[BEGIN Provided data]
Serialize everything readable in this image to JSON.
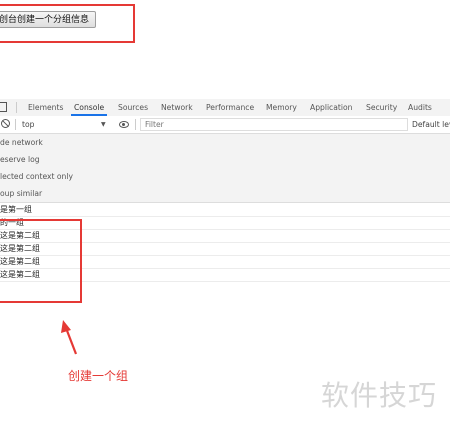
{
  "page": {
    "button_label": "创台创建一个分组信息"
  },
  "devtools": {
    "tabs": [
      "Elements",
      "Console",
      "Sources",
      "Network",
      "Performance",
      "Memory",
      "Application",
      "Security",
      "Audits"
    ],
    "active_tab": "Console",
    "context": "top",
    "filter_placeholder": "Filter",
    "levels_label": "Default leve",
    "settings": [
      "de network",
      "eserve log",
      "lected context only",
      "oup similar"
    ],
    "console_lines": [
      "是第一组",
      "的一组",
      "这是第二组",
      "这是第二组",
      "这是第二组",
      "这是第二组"
    ]
  },
  "annotation": {
    "text": "创建一个组"
  },
  "watermark": {
    "text": "软件技巧"
  },
  "colors": {
    "annotation": "#e53935",
    "active_tab_underline": "#1a73e8"
  }
}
[END Provided data]
:: Challenge ::
Please set down each line of the data above exactly as written, without the pictures.

:: Response to the exercise ::
Serialize everything readable in this image to JSON.
{
  "page": {
    "button_label": "创台创建一个分组信息"
  },
  "devtools": {
    "tabs": [
      "Elements",
      "Console",
      "Sources",
      "Network",
      "Performance",
      "Memory",
      "Application",
      "Security",
      "Audits"
    ],
    "active_tab": "Console",
    "context": "top",
    "filter_placeholder": "Filter",
    "levels_label": "Default leve",
    "settings": [
      "de network",
      "eserve log",
      "lected context only",
      "oup similar"
    ],
    "console_lines": [
      "是第一组",
      "的一组",
      "这是第二组",
      "这是第二组",
      "这是第二组",
      "这是第二组"
    ]
  },
  "annotation": {
    "text": "创建一个组"
  },
  "watermark": {
    "text": "软件技巧"
  },
  "colors": {
    "annotation": "#e53935",
    "active_tab_underline": "#1a73e8"
  }
}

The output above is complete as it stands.